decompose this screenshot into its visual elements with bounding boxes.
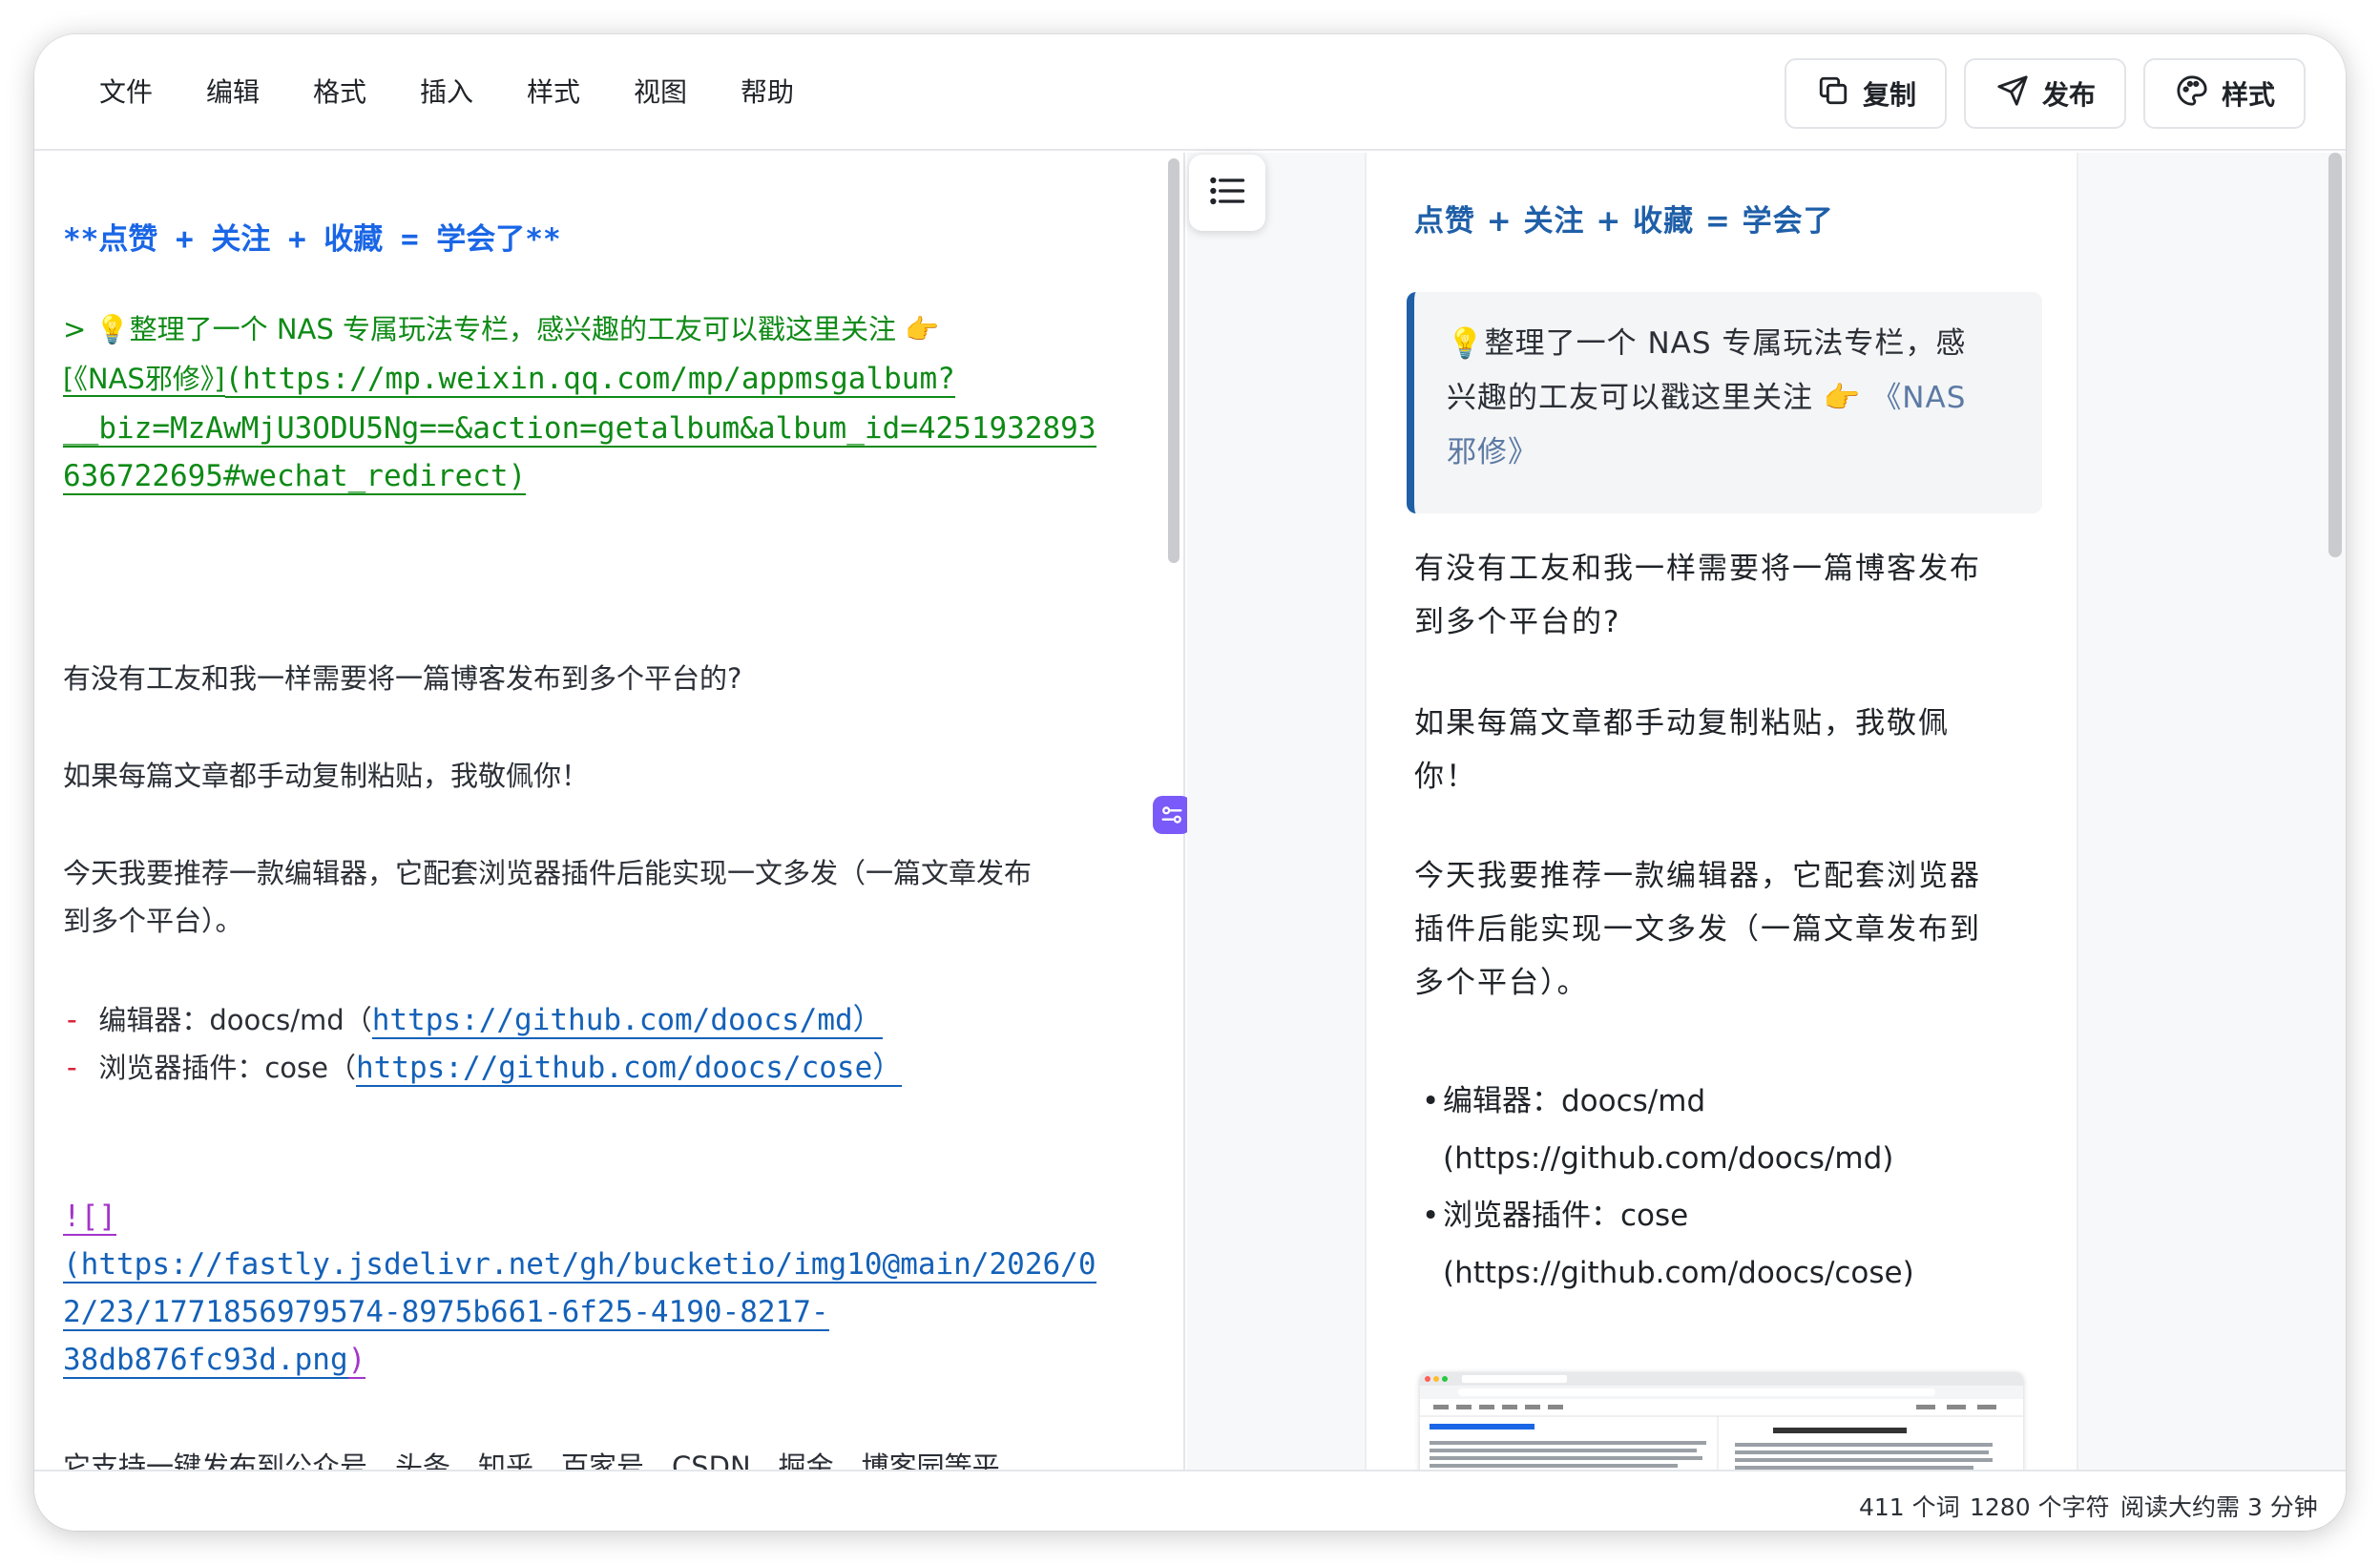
menu-help[interactable]: 帮助 [741,73,847,113]
editor-paragraph-1: 有没有工友和我一样需要将一篇博客发布到多个平台的? [63,662,742,695]
read-time: 阅读大约需 3 分钟 [2120,1493,2318,1521]
editor-paragraph-3-line-1: 今天我要推荐一款编辑器，它配套浏览器插件后能实现一文多发（一篇文章发布 [63,857,1033,889]
editor-quote-link-url-3: 636722695#wechat_redirect [63,459,509,495]
preview-paragraph-3-line-2: 插件后能实现一文多发（一篇文章发布到 [1414,912,1981,947]
style-button[interactable]: 样式 [2143,58,2306,129]
editor-image-url-line-1: (https://fastly.jsdelivr.net/gh/bucketio… [63,1241,1170,1289]
preview-bullet: • [1422,1199,1440,1233]
preview-list-item-1-line-2: (https://github.com/doocs/md) [1443,1141,1894,1176]
menu-format[interactable]: 格式 [313,73,420,113]
editor-list-item-2-label: 浏览器插件：cose（ [98,1052,356,1084]
editor-list-item-1-link: https://github.com/doocs/md） [371,1003,883,1039]
outline-list-icon [1206,170,1248,216]
menu-insert[interactable]: 插入 [420,73,527,113]
preview-bullet: • [1422,1084,1440,1118]
editor-paragraph-2: 如果每篇文章都手动复制粘贴，我敬佩你！ [63,760,590,792]
preview-heading: 点赞 + 关注 + 收藏 = 学会了 [1414,204,1834,239]
preview-quote-line-2-text: 兴趣的工友可以戳这里关注 👉 [1447,381,1862,415]
send-icon [1996,74,2029,114]
publish-button[interactable]: 发布 [1964,58,2126,129]
palette-icon [2176,74,2208,114]
menu-file[interactable]: 文件 [99,73,206,113]
app-window: 文件 编辑 格式 插入 样式 视图 帮助 复制 发布 样式 **点赞 + 关注 … [34,34,2346,1531]
menu-style[interactable]: 样式 [527,73,634,113]
editor-heading-line: **点赞 + 关注 + 收藏 = 学会了** [63,222,561,257]
preview-paragraph-2-line-1: 如果每篇文章都手动复制粘贴，我敬佩 [1414,706,1950,741]
preview-quote-link-part-1[interactable]: 《NAS [1871,381,1966,415]
editor-image-close: ) [347,1343,366,1379]
preview-list-item-2: • 浏览器插件：cose (https://github.com/doocs/c… [1422,1187,2054,1302]
editor-list-item-2-link: https://github.com/doocs/cose） [355,1051,903,1087]
word-count: 411 个词 [1859,1493,1960,1521]
preview-quote-link-part-2[interactable]: 邪修》 [1447,426,2023,480]
preview-quote-line-1: 💡整理了一个 NAS 专属玩法专栏，感 [1447,326,1967,361]
preview-paragraph-1-line-2: 到多个平台的? [1414,605,1621,639]
preview-scrollbar[interactable] [2328,153,2342,557]
markdown-editor[interactable]: **点赞 + 关注 + 收藏 = 学会了** > 💡整理了一个 NAS 专属玩法… [34,153,1185,1470]
copy-icon [1817,74,1849,114]
editor-list-item-1: - 编辑器：doocs/md（https://github.com/doocs/… [63,996,1170,1045]
editor-quote-link-close: ) [508,459,527,495]
style-button-label: 样式 [2222,79,2276,111]
editor-paragraph-3-line-2: 到多个平台）。 [63,905,243,937]
editor-list-dash: - [63,1003,81,1037]
editor-image-url-2: 2/23/1771856979574-8975b661-6f25-4190-82… [63,1295,829,1331]
editor-image-url-line-3: 38db876fc93d.png) [63,1336,1170,1385]
editor-image-url-3: 38db876fc93d.png [63,1343,348,1379]
preview-paragraph-3-line-1: 今天我要推荐一款编辑器，它配套浏览器 [1414,859,1981,893]
copy-button[interactable]: 复制 [1785,58,1947,129]
editor-quote-link-url-1: (https://mp.weixin.qq.com/mp/appmsgalbum… [224,362,955,398]
editor-quote-link-line-3: 636722695#wechat_redirect) [63,452,1170,501]
editor-quote-link-line-2: __biz=MzAwMjU3ODU5Ng==&action=getalbum&a… [63,405,1170,453]
editor-list-item-1-label: 编辑器：doocs/md（ [98,1004,372,1036]
editor-image-url-1: (https://fastly.jsdelivr.net/gh/bucketio… [63,1247,1096,1283]
toolbar: 文件 编辑 格式 插入 样式 视图 帮助 复制 发布 样式 [34,34,2346,151]
editor-image-url-line-2: 2/23/1771856979574-8975b661-6f25-4190-82… [63,1288,1170,1337]
preview-screenshot-image [1420,1372,2023,1470]
outline-toggle-button[interactable] [1189,155,1265,231]
editor-image-mark: ![] [63,1193,1170,1242]
menu-bar: 文件 编辑 格式 插入 样式 视图 帮助 [99,73,847,113]
char-count: 1280 个字符 [1970,1493,2110,1521]
menu-edit[interactable]: 编辑 [206,73,313,113]
preview-list-item-1: • 编辑器：doocs/md (https://github.com/doocs… [1422,1073,2054,1187]
preview-list-item-2-line-1: 浏览器插件：cose [1443,1199,1689,1233]
menu-view[interactable]: 视图 [634,73,741,113]
editor-image-alt: ![] [63,1200,116,1236]
toggle-icon[interactable] [1153,796,1191,834]
preview-list-item-2-line-2: (https://github.com/doocs/cose) [1443,1256,1914,1290]
preview-quote-line-2: 兴趣的工友可以戳这里关注 👉 《NAS [1447,371,2023,426]
copy-button-label: 复制 [1863,79,1917,111]
editor-quote-line: > 💡整理了一个 NAS 专属玩法专栏，感兴趣的工友可以戳这里关注 👉 [63,313,940,345]
preview-blockquote: 💡整理了一个 NAS 专属玩法专栏，感 兴趣的工友可以戳这里关注 👉 《NAS … [1407,292,2042,513]
preview-list-item-1-line-1: 编辑器：doocs/md [1443,1084,1706,1118]
editor-list-item-2: - 浏览器插件：cose（https://github.com/doocs/co… [63,1044,1170,1093]
preview-article: 点赞 + 关注 + 收藏 = 学会了 💡整理了一个 NAS 专属玩法专栏，感 兴… [1365,153,2078,1470]
publish-button-label: 发布 [2042,79,2097,111]
preview-paragraph-1-line-1: 有没有工友和我一样需要将一篇博客发布 [1414,552,1981,586]
status-bar: 411 个词 1280 个字符 阅读大约需 3 分钟 [34,1470,2346,1531]
preview-paragraph-3-line-3: 多个平台）。 [1414,966,1589,1000]
editor-list-dash: - [63,1051,81,1085]
preview-pane[interactable]: 点赞 + 关注 + 收藏 = 学会了 💡整理了一个 NAS 专属玩法专栏，感 兴… [1187,153,2346,1470]
editor-scrollbar[interactable] [1168,158,1180,563]
editor-quote-link-text: [《NAS邪修》] [63,363,225,397]
preview-paragraph-2-line-2: 你！ [1414,760,1477,794]
editor-partial-line: 它支持一键发布到公众号、头条、知乎、百家号、CSDN、掘金、博客园等平 [63,1450,1000,1470]
editor-quote-link-url-2: __biz=MzAwMjU3ODU5Ng==&action=getalbum&a… [63,411,1096,448]
editor-quote-link-line-1: [《NAS邪修》](https://mp.weixin.qq.com/mp/ap… [63,355,1170,404]
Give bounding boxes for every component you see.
######
THE PROBLEM: Duplicate the lines starting at the one that contains "menu-help[interactable]: 帮助 [741,73,847,113]" and ending at the one that contains "app-window: 文件 编辑", with both of those lines included.

COMPLETE RESPONSE:
menu-help[interactable]: 帮助 [741,73,847,113]
editor-paragraph-1: 有没有工友和我一样需要将一篇博客发布到多个平台的? [63,662,742,695]
read-time: 阅读大约需 3 分钟 [2120,1493,2318,1521]
editor-paragraph-3-line-1: 今天我要推荐一款编辑器，它配套浏览器插件后能实现一文多发（一篇文章发布 [63,857,1033,889]
editor-quote-link-url-3: 636722695#wechat_redirect [63,459,509,495]
preview-paragraph-3-line-2: 插件后能实现一文多发（一篇文章发布到 [1414,912,1981,947]
style-button[interactable]: 样式 [2143,58,2306,129]
editor-image-url-line-1: (https://fastly.jsdelivr.net/gh/bucketio… [63,1241,1170,1289]
preview-bullet: • [1422,1199,1440,1233]
preview-list-item-1-line-2: (https://github.com/doocs/md) [1443,1141,1894,1176]
menu-format[interactable]: 格式 [313,73,420,113]
editor-list-item-2-label: 浏览器插件：cose（ [98,1052,356,1084]
editor-list-item-1-link: https://github.com/doocs/md） [371,1003,883,1039]
outline-list-icon [1206,170,1248,216]
menu-insert[interactable]: 插入 [420,73,527,113]
preview-bullet: • [1422,1084,1440,1118]
editor-paragraph-2: 如果每篇文章都手动复制粘贴，我敬佩你！ [63,760,590,792]
preview-heading: 点赞 + 关注 + 收藏 = 学会了 [1414,204,1834,239]
preview-quote-line-2-text: 兴趣的工友可以戳这里关注 👉 [1447,381,1862,415]
send-icon [1996,74,2029,114]
publish-button[interactable]: 发布 [1964,58,2126,129]
palette-icon [2176,74,2208,114]
menu-file[interactable]: 文件 [99,73,206,113]
app-window: 文件 编辑 格式 插入 样式 视图 帮助 复制 发布 样式 **点赞 + 关注 … [34,34,2346,1531]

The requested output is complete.